**CHALLENGE**.
Lines that contain the string "title" are to be copied; leave out all others.

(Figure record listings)
• • • •
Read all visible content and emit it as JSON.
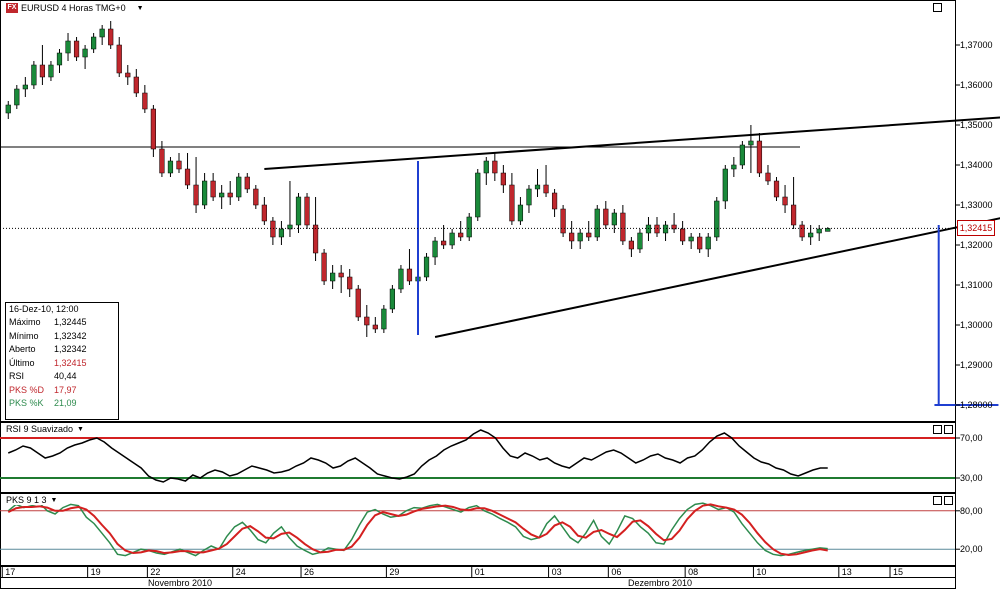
{
  "header": {
    "icon_label": "FX",
    "title": "EURUSD 4 Horas TMG+0",
    "dropdown_icon": "chevron-down-icon"
  },
  "colors": {
    "bull": "#1a8a3a",
    "bear": "#c0272d",
    "trendline": "#000000",
    "target_line": "#1f3fd1",
    "rsi_upper": "#d42020",
    "rsi_lower": "#1f7a30",
    "stoch_k": "#2e8b4e",
    "stoch_d": "#d42020"
  },
  "info_box": {
    "date": "16-Dez-10, 12:00",
    "rows": [
      {
        "label": "Máximo",
        "value": "1,32445"
      },
      {
        "label": "Mínimo",
        "value": "1,32342"
      },
      {
        "label": "Aberto",
        "value": "1,32342"
      },
      {
        "label": "Último",
        "value": "1,32415"
      },
      {
        "label": "RSI",
        "value": "40,44"
      },
      {
        "label": "PKS %D",
        "value": "17,97"
      },
      {
        "label": "PKS %K",
        "value": "21,09"
      }
    ]
  },
  "price_tag": "1,32415",
  "rsi_pane": {
    "title": "RSI 9 Suavizado"
  },
  "stoch_pane": {
    "title": "PKS 9 1 3"
  },
  "chart_data": [
    {
      "type": "candlestick",
      "title": "EURUSD 4 Horas TMG+0",
      "ylim": [
        1.2775,
        1.3775
      ],
      "y_ticks": [
        "1,28000",
        "1,29000",
        "1,30000",
        "1,31000",
        "1,32000",
        "1,33000",
        "1,34000",
        "1,35000",
        "1,36000",
        "1,37000"
      ],
      "last_price": 1.32415,
      "horizontal_line": 1.3445,
      "ohlc": [
        [
          1.353,
          1.356,
          1.3515,
          1.355
        ],
        [
          1.355,
          1.36,
          1.354,
          1.359
        ],
        [
          1.359,
          1.362,
          1.357,
          1.36
        ],
        [
          1.36,
          1.366,
          1.359,
          1.365
        ],
        [
          1.365,
          1.37,
          1.36,
          1.362
        ],
        [
          1.362,
          1.366,
          1.361,
          1.365
        ],
        [
          1.365,
          1.369,
          1.363,
          1.368
        ],
        [
          1.368,
          1.373,
          1.366,
          1.371
        ],
        [
          1.371,
          1.372,
          1.366,
          1.367
        ],
        [
          1.367,
          1.37,
          1.364,
          1.369
        ],
        [
          1.369,
          1.373,
          1.368,
          1.372
        ],
        [
          1.372,
          1.375,
          1.37,
          1.374
        ],
        [
          1.374,
          1.376,
          1.369,
          1.37
        ],
        [
          1.37,
          1.372,
          1.362,
          1.363
        ],
        [
          1.363,
          1.365,
          1.36,
          1.362
        ],
        [
          1.362,
          1.364,
          1.357,
          1.358
        ],
        [
          1.358,
          1.36,
          1.353,
          1.354
        ],
        [
          1.354,
          1.355,
          1.342,
          1.344
        ],
        [
          1.344,
          1.346,
          1.337,
          1.338
        ],
        [
          1.338,
          1.342,
          1.337,
          1.341
        ],
        [
          1.341,
          1.343,
          1.338,
          1.339
        ],
        [
          1.339,
          1.343,
          1.334,
          1.335
        ],
        [
          1.335,
          1.342,
          1.328,
          1.33
        ],
        [
          1.33,
          1.338,
          1.329,
          1.336
        ],
        [
          1.336,
          1.338,
          1.331,
          1.332
        ],
        [
          1.332,
          1.335,
          1.329,
          1.333
        ],
        [
          1.333,
          1.336,
          1.33,
          1.332
        ],
        [
          1.332,
          1.338,
          1.331,
          1.337
        ],
        [
          1.337,
          1.338,
          1.333,
          1.334
        ],
        [
          1.334,
          1.335,
          1.329,
          1.33
        ],
        [
          1.33,
          1.332,
          1.325,
          1.326
        ],
        [
          1.326,
          1.327,
          1.32,
          1.322
        ],
        [
          1.322,
          1.326,
          1.32,
          1.324
        ],
        [
          1.324,
          1.336,
          1.322,
          1.325
        ],
        [
          1.325,
          1.333,
          1.323,
          1.332
        ],
        [
          1.332,
          1.333,
          1.324,
          1.325
        ],
        [
          1.325,
          1.332,
          1.316,
          1.318
        ],
        [
          1.318,
          1.319,
          1.31,
          1.311
        ],
        [
          1.311,
          1.315,
          1.309,
          1.313
        ],
        [
          1.313,
          1.315,
          1.308,
          1.312
        ],
        [
          1.312,
          1.314,
          1.307,
          1.309
        ],
        [
          1.309,
          1.31,
          1.301,
          1.302
        ],
        [
          1.302,
          1.305,
          1.297,
          1.3
        ],
        [
          1.3,
          1.302,
          1.298,
          1.299
        ],
        [
          1.299,
          1.305,
          1.298,
          1.304
        ],
        [
          1.304,
          1.31,
          1.303,
          1.309
        ],
        [
          1.309,
          1.315,
          1.308,
          1.314
        ],
        [
          1.314,
          1.319,
          1.31,
          1.311
        ],
        [
          1.311,
          1.313,
          1.308,
          1.312
        ],
        [
          1.312,
          1.318,
          1.311,
          1.317
        ],
        [
          1.317,
          1.322,
          1.315,
          1.321
        ],
        [
          1.321,
          1.325,
          1.319,
          1.32
        ],
        [
          1.32,
          1.324,
          1.319,
          1.323
        ],
        [
          1.323,
          1.326,
          1.321,
          1.322
        ],
        [
          1.322,
          1.328,
          1.321,
          1.327
        ],
        [
          1.327,
          1.339,
          1.326,
          1.338
        ],
        [
          1.338,
          1.342,
          1.335,
          1.341
        ],
        [
          1.341,
          1.343,
          1.336,
          1.338
        ],
        [
          1.338,
          1.34,
          1.333,
          1.335
        ],
        [
          1.335,
          1.338,
          1.325,
          1.326
        ],
        [
          1.326,
          1.332,
          1.325,
          1.33
        ],
        [
          1.33,
          1.335,
          1.328,
          1.334
        ],
        [
          1.334,
          1.339,
          1.332,
          1.335
        ],
        [
          1.335,
          1.34,
          1.332,
          1.333
        ],
        [
          1.333,
          1.334,
          1.327,
          1.329
        ],
        [
          1.329,
          1.33,
          1.322,
          1.323
        ],
        [
          1.323,
          1.326,
          1.319,
          1.321
        ],
        [
          1.321,
          1.324,
          1.319,
          1.323
        ],
        [
          1.323,
          1.326,
          1.321,
          1.322
        ],
        [
          1.322,
          1.33,
          1.321,
          1.329
        ],
        [
          1.329,
          1.331,
          1.324,
          1.325
        ],
        [
          1.325,
          1.329,
          1.323,
          1.328
        ],
        [
          1.328,
          1.33,
          1.32,
          1.321
        ],
        [
          1.321,
          1.322,
          1.317,
          1.319
        ],
        [
          1.319,
          1.324,
          1.318,
          1.323
        ],
        [
          1.323,
          1.327,
          1.321,
          1.325
        ],
        [
          1.325,
          1.327,
          1.322,
          1.323
        ],
        [
          1.323,
          1.326,
          1.321,
          1.325
        ],
        [
          1.325,
          1.328,
          1.323,
          1.324
        ],
        [
          1.324,
          1.326,
          1.32,
          1.321
        ],
        [
          1.321,
          1.323,
          1.319,
          1.322
        ],
        [
          1.322,
          1.323,
          1.318,
          1.319
        ],
        [
          1.319,
          1.323,
          1.317,
          1.322
        ],
        [
          1.322,
          1.332,
          1.321,
          1.331
        ],
        [
          1.331,
          1.34,
          1.329,
          1.339
        ],
        [
          1.339,
          1.342,
          1.337,
          1.34
        ],
        [
          1.34,
          1.346,
          1.339,
          1.345
        ],
        [
          1.345,
          1.35,
          1.338,
          1.346
        ],
        [
          1.346,
          1.348,
          1.337,
          1.338
        ],
        [
          1.338,
          1.34,
          1.335,
          1.336
        ],
        [
          1.336,
          1.337,
          1.331,
          1.332
        ],
        [
          1.332,
          1.335,
          1.328,
          1.33
        ],
        [
          1.33,
          1.337,
          1.324,
          1.325
        ],
        [
          1.325,
          1.326,
          1.321,
          1.322
        ],
        [
          1.322,
          1.325,
          1.32,
          1.323
        ],
        [
          1.323,
          1.325,
          1.321,
          1.324
        ],
        [
          1.3234,
          1.32445,
          1.32342,
          1.32415
        ]
      ],
      "trendlines": [
        {
          "points": [
            [
              30,
              1.339
            ],
            [
              117,
              1.352
            ]
          ]
        },
        {
          "points": [
            [
              50,
              1.297
            ],
            [
              118,
              1.3275
            ]
          ]
        }
      ],
      "target_lines": [
        {
          "x": 48,
          "from": 1.341,
          "to": 1.2975
        },
        {
          "x": 109,
          "from": 1.325,
          "to": 1.28
        },
        {
          "x_range": [
            108.5,
            116
          ],
          "value": 1.28
        }
      ]
    },
    {
      "type": "line",
      "title": "RSI 9 Suavizado",
      "ylim": [
        20,
        80
      ],
      "y_ticks": [
        "70,00",
        "30,00"
      ],
      "reference_lines": [
        70,
        30
      ],
      "series": [
        {
          "values": [
            55,
            58,
            62,
            60,
            55,
            50,
            52,
            55,
            60,
            63,
            65,
            68,
            70,
            66,
            60,
            55,
            50,
            45,
            40,
            32,
            28,
            26,
            30,
            29,
            27,
            33,
            30,
            35,
            38,
            36,
            32,
            34,
            38,
            42,
            40,
            38,
            35,
            36,
            38,
            42,
            45,
            50,
            48,
            45,
            40,
            42,
            47,
            50,
            45,
            40,
            34,
            32,
            30,
            29,
            31,
            34,
            42,
            48,
            52,
            58,
            62,
            65,
            68,
            74,
            78,
            75,
            70,
            60,
            52,
            50,
            55,
            52,
            48,
            50,
            45,
            42,
            40,
            45,
            50,
            48,
            52,
            56,
            58,
            55,
            50,
            45,
            48,
            52,
            54,
            50,
            48,
            45,
            50,
            52,
            58,
            66,
            72,
            75,
            70,
            62,
            56,
            50,
            46,
            44,
            40,
            38,
            34,
            32,
            35,
            38,
            40,
            40
          ]
        }
      ]
    },
    {
      "type": "line",
      "title": "PKS 9 1 3",
      "ylim": [
        0,
        100
      ],
      "y_ticks": [
        "80,00",
        "20,00"
      ],
      "reference_lines": [
        80,
        20
      ],
      "series": [
        {
          "name": "%K",
          "values": [
            80,
            90,
            85,
            88,
            92,
            80,
            75,
            85,
            90,
            88,
            70,
            60,
            45,
            30,
            12,
            10,
            15,
            20,
            18,
            14,
            12,
            16,
            20,
            15,
            10,
            18,
            25,
            20,
            40,
            55,
            62,
            50,
            35,
            30,
            45,
            55,
            38,
            25,
            18,
            12,
            15,
            22,
            20,
            18,
            35,
            58,
            78,
            82,
            75,
            70,
            72,
            80,
            85,
            84,
            88,
            90,
            86,
            82,
            78,
            85,
            88,
            80,
            75,
            68,
            62,
            55,
            40,
            35,
            38,
            60,
            72,
            55,
            38,
            30,
            45,
            65,
            40,
            28,
            48,
            72,
            68,
            55,
            45,
            30,
            28,
            50,
            68,
            82,
            90,
            92,
            88,
            82,
            85,
            78,
            60,
            45,
            30,
            18,
            12,
            10,
            12,
            15,
            18,
            20,
            22,
            21
          ]
        },
        {
          "name": "%D",
          "values": [
            78,
            84,
            86,
            86,
            87,
            85,
            80,
            80,
            84,
            86,
            82,
            72,
            58,
            45,
            28,
            18,
            14,
            15,
            18,
            17,
            14,
            15,
            17,
            17,
            15,
            15,
            18,
            21,
            28,
            40,
            52,
            56,
            48,
            38,
            37,
            44,
            46,
            38,
            28,
            20,
            15,
            16,
            19,
            19,
            24,
            38,
            58,
            73,
            78,
            75,
            72,
            74,
            79,
            83,
            85,
            87,
            88,
            86,
            82,
            81,
            84,
            84,
            80,
            74,
            68,
            62,
            52,
            43,
            38,
            44,
            57,
            62,
            55,
            41,
            38,
            47,
            50,
            44,
            39,
            50,
            63,
            65,
            56,
            44,
            34,
            36,
            49,
            67,
            80,
            88,
            90,
            87,
            85,
            82,
            74,
            61,
            45,
            31,
            20,
            13,
            11,
            12,
            15,
            18,
            20,
            18
          ]
        }
      ]
    }
  ],
  "x_axis": {
    "day_labels": [
      {
        "label": "17",
        "index": 0
      },
      {
        "label": "19",
        "index": 10
      },
      {
        "label": "22",
        "index": 17
      },
      {
        "label": "24",
        "index": 27
      },
      {
        "label": "26",
        "index": 35
      },
      {
        "label": "29",
        "index": 45
      },
      {
        "label": "01",
        "index": 55
      },
      {
        "label": "03",
        "index": 64
      },
      {
        "label": "06",
        "index": 71
      },
      {
        "label": "08",
        "index": 80
      },
      {
        "label": "10",
        "index": 88
      },
      {
        "label": "13",
        "index": 98
      },
      {
        "label": "15",
        "index": 104
      }
    ],
    "month_labels": [
      "Novembro 2010",
      "Dezembro 2010"
    ]
  }
}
• • • •
**TASK RESPONSE**.
    "title": "EURUSD 4 Horas TMG+0",
    "title": "RSI 9 Suavizado"
    "title": "PKS 9 1 3"
      "title": "EURUSD 4 Horas TMG+0",
      "title": "RSI 9 Suavizado",
      "title": "PKS 9 1 3",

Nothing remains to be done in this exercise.